— Start Given entries —

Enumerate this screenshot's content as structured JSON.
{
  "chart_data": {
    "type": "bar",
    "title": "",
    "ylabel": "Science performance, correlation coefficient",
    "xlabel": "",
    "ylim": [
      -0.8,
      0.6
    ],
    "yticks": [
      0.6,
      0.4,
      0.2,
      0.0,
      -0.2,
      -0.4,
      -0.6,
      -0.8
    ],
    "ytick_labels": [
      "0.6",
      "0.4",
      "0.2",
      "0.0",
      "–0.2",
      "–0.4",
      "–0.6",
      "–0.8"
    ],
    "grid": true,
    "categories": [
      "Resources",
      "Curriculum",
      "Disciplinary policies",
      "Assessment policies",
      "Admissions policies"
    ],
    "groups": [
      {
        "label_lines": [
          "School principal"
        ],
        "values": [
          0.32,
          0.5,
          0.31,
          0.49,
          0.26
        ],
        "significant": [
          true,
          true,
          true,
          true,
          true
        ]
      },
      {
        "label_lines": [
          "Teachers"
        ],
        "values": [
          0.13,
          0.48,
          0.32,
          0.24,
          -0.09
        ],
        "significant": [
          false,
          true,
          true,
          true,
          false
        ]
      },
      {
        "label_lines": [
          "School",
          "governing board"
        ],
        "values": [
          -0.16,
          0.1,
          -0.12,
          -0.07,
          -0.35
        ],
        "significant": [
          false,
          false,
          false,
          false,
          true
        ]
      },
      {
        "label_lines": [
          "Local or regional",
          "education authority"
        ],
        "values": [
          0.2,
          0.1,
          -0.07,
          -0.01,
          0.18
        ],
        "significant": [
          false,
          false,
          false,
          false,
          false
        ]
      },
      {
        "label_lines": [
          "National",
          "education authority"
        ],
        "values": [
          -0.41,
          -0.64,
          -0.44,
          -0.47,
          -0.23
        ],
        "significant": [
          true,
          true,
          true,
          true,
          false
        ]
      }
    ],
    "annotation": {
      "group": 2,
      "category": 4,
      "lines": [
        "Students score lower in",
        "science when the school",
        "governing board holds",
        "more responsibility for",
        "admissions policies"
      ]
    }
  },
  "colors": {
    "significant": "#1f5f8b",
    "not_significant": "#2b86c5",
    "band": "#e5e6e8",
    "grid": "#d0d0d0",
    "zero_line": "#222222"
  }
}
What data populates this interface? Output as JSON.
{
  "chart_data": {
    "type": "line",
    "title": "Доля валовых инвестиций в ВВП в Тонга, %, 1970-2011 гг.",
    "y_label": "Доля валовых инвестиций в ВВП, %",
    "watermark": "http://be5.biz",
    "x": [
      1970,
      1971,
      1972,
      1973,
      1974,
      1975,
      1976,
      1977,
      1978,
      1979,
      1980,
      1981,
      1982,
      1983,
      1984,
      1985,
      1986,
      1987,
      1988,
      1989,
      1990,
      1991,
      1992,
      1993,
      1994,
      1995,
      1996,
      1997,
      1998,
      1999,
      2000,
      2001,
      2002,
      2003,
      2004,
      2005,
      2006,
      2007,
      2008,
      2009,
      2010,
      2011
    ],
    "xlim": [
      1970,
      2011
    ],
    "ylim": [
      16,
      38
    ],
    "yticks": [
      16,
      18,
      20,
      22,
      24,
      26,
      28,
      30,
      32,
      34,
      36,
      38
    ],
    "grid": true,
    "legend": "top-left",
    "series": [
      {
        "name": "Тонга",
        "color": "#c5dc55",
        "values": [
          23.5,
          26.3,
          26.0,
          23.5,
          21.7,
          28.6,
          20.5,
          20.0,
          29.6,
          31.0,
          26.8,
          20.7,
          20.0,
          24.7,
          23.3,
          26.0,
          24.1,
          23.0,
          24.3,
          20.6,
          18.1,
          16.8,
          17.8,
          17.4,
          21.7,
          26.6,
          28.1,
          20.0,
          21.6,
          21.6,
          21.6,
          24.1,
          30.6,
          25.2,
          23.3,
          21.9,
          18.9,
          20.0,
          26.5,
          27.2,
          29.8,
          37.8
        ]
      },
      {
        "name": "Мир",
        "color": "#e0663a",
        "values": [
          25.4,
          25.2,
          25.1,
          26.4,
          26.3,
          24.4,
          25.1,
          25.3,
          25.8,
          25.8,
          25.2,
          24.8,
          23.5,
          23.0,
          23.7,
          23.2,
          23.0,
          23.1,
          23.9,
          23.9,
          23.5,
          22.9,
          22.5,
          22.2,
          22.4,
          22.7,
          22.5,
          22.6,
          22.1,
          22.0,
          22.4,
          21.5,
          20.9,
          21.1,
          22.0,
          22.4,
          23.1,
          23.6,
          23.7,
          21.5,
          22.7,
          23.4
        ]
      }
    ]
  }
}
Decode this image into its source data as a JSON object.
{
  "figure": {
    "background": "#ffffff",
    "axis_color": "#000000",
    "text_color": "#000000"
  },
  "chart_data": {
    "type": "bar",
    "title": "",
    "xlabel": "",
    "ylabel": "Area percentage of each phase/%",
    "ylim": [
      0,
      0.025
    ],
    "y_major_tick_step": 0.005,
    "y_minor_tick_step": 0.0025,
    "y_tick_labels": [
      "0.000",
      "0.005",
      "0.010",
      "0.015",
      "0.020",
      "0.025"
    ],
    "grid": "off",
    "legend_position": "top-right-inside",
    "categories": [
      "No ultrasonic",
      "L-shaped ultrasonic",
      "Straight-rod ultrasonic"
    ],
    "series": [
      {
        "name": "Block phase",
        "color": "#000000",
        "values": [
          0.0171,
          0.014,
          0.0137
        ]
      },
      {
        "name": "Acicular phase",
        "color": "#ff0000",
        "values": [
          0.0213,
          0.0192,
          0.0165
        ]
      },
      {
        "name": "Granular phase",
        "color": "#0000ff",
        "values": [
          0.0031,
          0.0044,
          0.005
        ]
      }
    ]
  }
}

— End Given entries —

* [Short task] Copy each line of the data above that holds "Доля".

* [Exercise answer]
    "title": "Доля валовых инвестиций в ВВП в Тонга, %, 1970-2011 гг.",
    "y_label": "Доля валовых инвестиций в ВВП, %",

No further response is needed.